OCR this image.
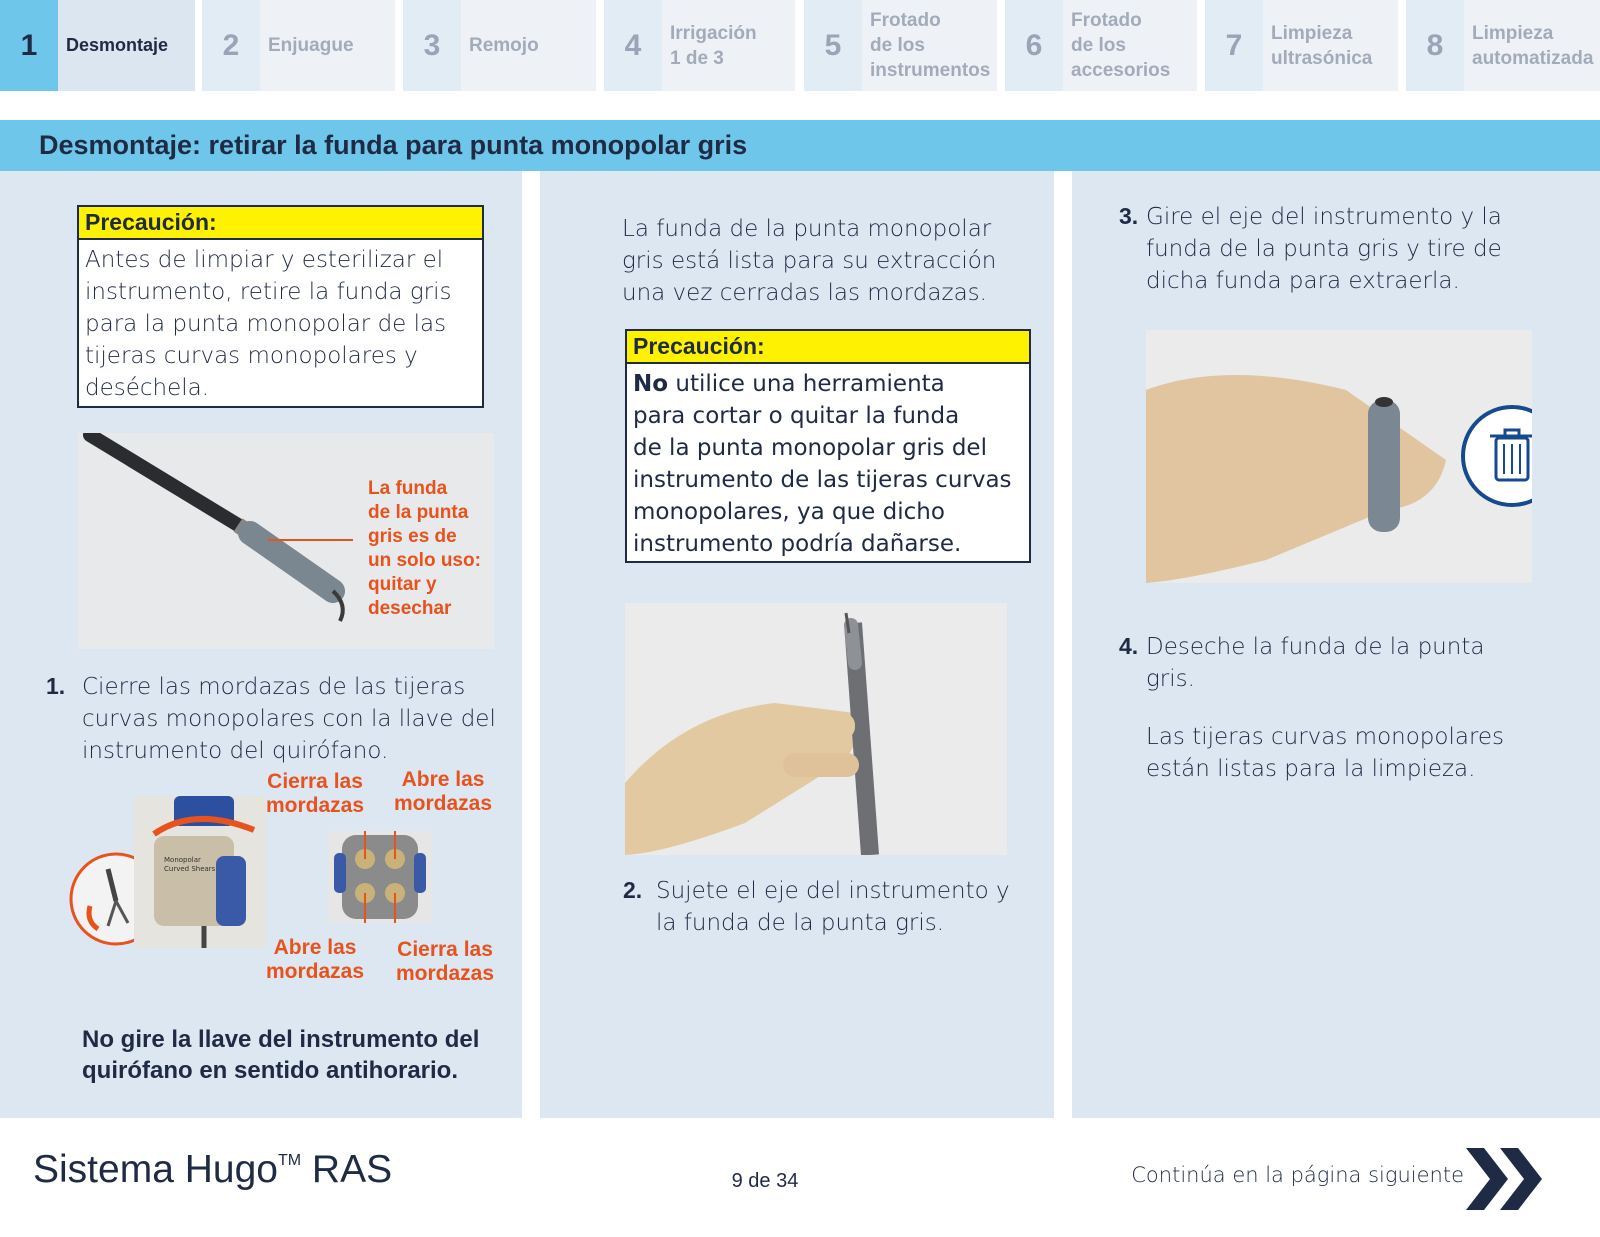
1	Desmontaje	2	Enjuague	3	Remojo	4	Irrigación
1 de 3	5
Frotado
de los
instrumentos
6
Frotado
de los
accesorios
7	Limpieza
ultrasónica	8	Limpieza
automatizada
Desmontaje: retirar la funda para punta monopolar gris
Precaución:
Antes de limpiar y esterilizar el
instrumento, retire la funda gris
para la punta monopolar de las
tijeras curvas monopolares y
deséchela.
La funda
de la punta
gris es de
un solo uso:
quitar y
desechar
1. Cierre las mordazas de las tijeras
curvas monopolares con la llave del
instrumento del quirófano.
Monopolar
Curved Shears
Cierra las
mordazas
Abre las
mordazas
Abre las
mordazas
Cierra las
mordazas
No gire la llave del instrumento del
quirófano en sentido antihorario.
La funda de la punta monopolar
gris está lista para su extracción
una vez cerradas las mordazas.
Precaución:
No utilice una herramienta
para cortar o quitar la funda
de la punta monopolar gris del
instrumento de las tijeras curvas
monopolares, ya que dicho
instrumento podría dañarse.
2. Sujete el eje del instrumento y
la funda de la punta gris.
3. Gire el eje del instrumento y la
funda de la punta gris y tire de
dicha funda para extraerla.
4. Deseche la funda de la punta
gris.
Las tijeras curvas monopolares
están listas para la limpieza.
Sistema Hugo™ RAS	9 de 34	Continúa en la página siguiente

***

*WHAT IS NEEDED*. Retype the listing exactly. Pictures do not belong in the copy.

*RESPONSE TO THE TASK*.
OCR this image.
1	Desmontaje	2	Enjuague	3	Remojo	4	Irrigación
1 de 3	5
Frotado
de los
instrumentos
6
Frotado
de los
accesorios
7	Limpieza
ultrasónica	8	Limpieza
automatizada
Desmontaje: retirar la funda para punta monopolar gris
Precaución:
Antes de limpiar y esterilizar el
instrumento, retire la funda gris
para la punta monopolar de las
tijeras curvas monopolares y
deséchela.
La funda
de la punta
gris es de
un solo uso:
quitar y
desechar
1. Cierre las mordazas de las tijeras
curvas monopolares con la llave del
instrumento del quirófano.
Monopolar
Curved Shears
Cierra las
mordazas
Abre las
mordazas
Abre las
mordazas
Cierra las
mordazas
No gire la llave del instrumento del
quirófano en sentido antihorario.
La funda de la punta monopolar
gris está lista para su extracción
una vez cerradas las mordazas.
Precaución:
No utilice una herramienta
para cortar o quitar la funda
de la punta monopolar gris del
instrumento de las tijeras curvas
monopolares, ya que dicho
instrumento podría dañarse.
2. Sujete el eje del instrumento y
la funda de la punta gris.
3. Gire el eje del instrumento y la
funda de la punta gris y tire de
dicha funda para extraerla.
4. Deseche la funda de la punta
gris.
Las tijeras curvas monopolares
están listas para la limpieza.
Sistema Hugo™ RAS	9 de 34	Continúa en la página siguiente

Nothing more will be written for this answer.